= MATERIAL TO PROCESS =

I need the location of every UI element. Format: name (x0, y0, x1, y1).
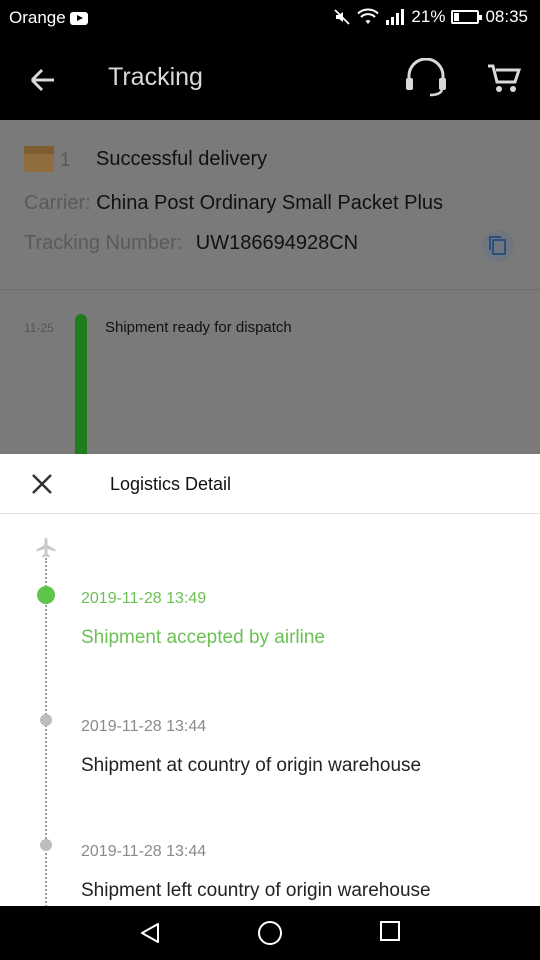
sheet-title: Logistics Detail (110, 474, 232, 494)
carrier-value: China Post Ordinary Small Packet Plus (96, 192, 444, 214)
app-bar: Tracking (0, 36, 540, 120)
signal-icon (386, 9, 405, 25)
event-time: 2019-11-28 13:44 (81, 718, 207, 735)
airplane-icon (36, 538, 56, 558)
timeline-line (45, 558, 47, 906)
system-nav-bar (0, 906, 540, 960)
wifi-icon (357, 8, 380, 24)
event-description: Shipment left country of origin warehous… (81, 880, 431, 901)
carrier-name: Orange (9, 8, 66, 27)
package-summary: 1 Successful delivery Carrier: China Pos… (0, 120, 540, 290)
customer-support-icon[interactable] (403, 58, 449, 98)
battery-percent: 21% (411, 7, 446, 26)
nav-recent-apps-icon[interactable] (380, 921, 400, 941)
logistics-detail-sheet: Logistics Detail 2019-11-28 13:49 Shipme… (0, 454, 540, 906)
nav-back-icon[interactable] (138, 921, 162, 945)
status-bar: Orange 21% 08:35 (0, 0, 540, 36)
battery-level (454, 13, 460, 21)
carrier-label: Carrier: (24, 192, 91, 214)
copy-icon[interactable] (482, 230, 514, 262)
carrier-group: Orange (9, 8, 88, 28)
tracking-overview-dimmed: 1 Successful delivery Carrier: China Pos… (0, 120, 540, 454)
youtube-icon (69, 11, 88, 25)
timeline-dot-current (37, 586, 55, 604)
close-icon[interactable] (26, 468, 58, 500)
event-time: 2019-11-28 13:49 (81, 590, 207, 607)
package-count: 1 (60, 150, 71, 171)
sheet-header: Logistics Detail (0, 454, 540, 514)
tracking-row: Tracking Number: UW186694928CN (24, 232, 358, 255)
timeline-date: 11-25 (24, 321, 54, 335)
tracking-label: Tracking Number: (24, 232, 183, 254)
event-time: 2019-11-28 13:44 (81, 843, 207, 860)
cart-icon[interactable] (484, 58, 524, 98)
status-icons: 21% 08:35 (333, 7, 528, 27)
carrier-row: Carrier: China Post Ordinary Small Packe… (24, 192, 443, 215)
event-description: Shipment at country of origin warehouse (81, 755, 422, 776)
timeline-dot (40, 714, 52, 726)
timeline-dot (40, 839, 52, 851)
delivery-status: Successful delivery (96, 148, 268, 170)
event-description: Shipment accepted by airline (81, 627, 325, 648)
clock: 08:35 (485, 7, 528, 26)
tracking-number: UW186694928CN (195, 232, 359, 254)
mute-icon (334, 9, 351, 25)
timeline-progress-bar (75, 314, 87, 454)
timeline-event-text: Shipment ready for dispatch (105, 319, 292, 336)
package-icon (24, 146, 54, 172)
battery-icon (451, 10, 483, 24)
nav-home-icon[interactable] (258, 921, 282, 945)
back-arrow-icon[interactable] (22, 60, 62, 100)
page-title: Tracking (108, 63, 203, 91)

= DO THIS =
Copy out every line of the records above word for word, but omit the picture markers.

= SOLUTION FOR THIS TASK =
I need the location of every UI element. Format: name (x0, y0, x1, y1).
sheet-title: Logistics Detail (110, 474, 232, 494)
carrier-value: China Post Ordinary Small Packet Plus (96, 192, 444, 214)
app-bar: Tracking (0, 36, 540, 120)
signal-icon (386, 9, 405, 25)
event-time: 2019-11-28 13:44 (81, 718, 207, 735)
airplane-icon (36, 538, 56, 558)
timeline-line (45, 558, 47, 906)
system-nav-bar (0, 906, 540, 960)
wifi-icon (357, 8, 380, 24)
event-description: Shipment left country of origin warehous… (81, 880, 431, 901)
carrier-name: Orange (9, 8, 66, 27)
package-summary: 1 Successful delivery Carrier: China Pos… (0, 120, 540, 290)
customer-support-icon[interactable] (403, 58, 449, 98)
battery-percent: 21% (411, 7, 446, 26)
nav-recent-apps-icon[interactable] (380, 921, 400, 941)
logistics-detail-sheet: Logistics Detail 2019-11-28 13:49 Shipme… (0, 454, 540, 906)
nav-back-icon[interactable] (138, 921, 162, 945)
status-bar: Orange 21% 08:35 (0, 0, 540, 36)
battery-level (454, 13, 460, 21)
carrier-label: Carrier: (24, 192, 91, 214)
copy-icon[interactable] (482, 230, 514, 262)
carrier-group: Orange (9, 8, 88, 28)
tracking-overview-dimmed: 1 Successful delivery Carrier: China Pos… (0, 120, 540, 454)
youtube-icon (69, 11, 88, 25)
timeline-dot-current (37, 586, 55, 604)
close-icon[interactable] (26, 468, 58, 500)
event-time: 2019-11-28 13:49 (81, 590, 207, 607)
package-count: 1 (60, 150, 71, 171)
sheet-header: Logistics Detail (0, 454, 540, 514)
tracking-row: Tracking Number: UW186694928CN (24, 232, 358, 255)
timeline-date: 11-25 (24, 321, 54, 335)
tracking-label: Tracking Number: (24, 232, 183, 254)
event-time: 2019-11-28 13:44 (81, 843, 207, 860)
cart-icon[interactable] (484, 58, 524, 98)
status-icons: 21% 08:35 (333, 7, 528, 27)
carrier-row: Carrier: China Post Ordinary Small Packe… (24, 192, 443, 215)
event-description: Shipment at country of origin warehouse (81, 755, 422, 776)
timeline-dot (40, 714, 52, 726)
timeline-dot (40, 839, 52, 851)
delivery-status: Successful delivery (96, 148, 268, 170)
event-description: Shipment accepted by airline (81, 627, 325, 648)
clock: 08:35 (485, 7, 528, 26)
tracking-number: UW186694928CN (195, 232, 359, 254)
mute-icon (334, 9, 351, 25)
timeline-progress-bar (75, 314, 87, 454)
timeline-event-text: Shipment ready for dispatch (105, 319, 292, 336)
package-icon (24, 146, 54, 172)
battery-icon (451, 10, 483, 24)
nav-home-icon[interactable] (258, 921, 282, 945)
back-arrow-icon[interactable] (22, 60, 62, 100)
page-title: Tracking (108, 63, 203, 91)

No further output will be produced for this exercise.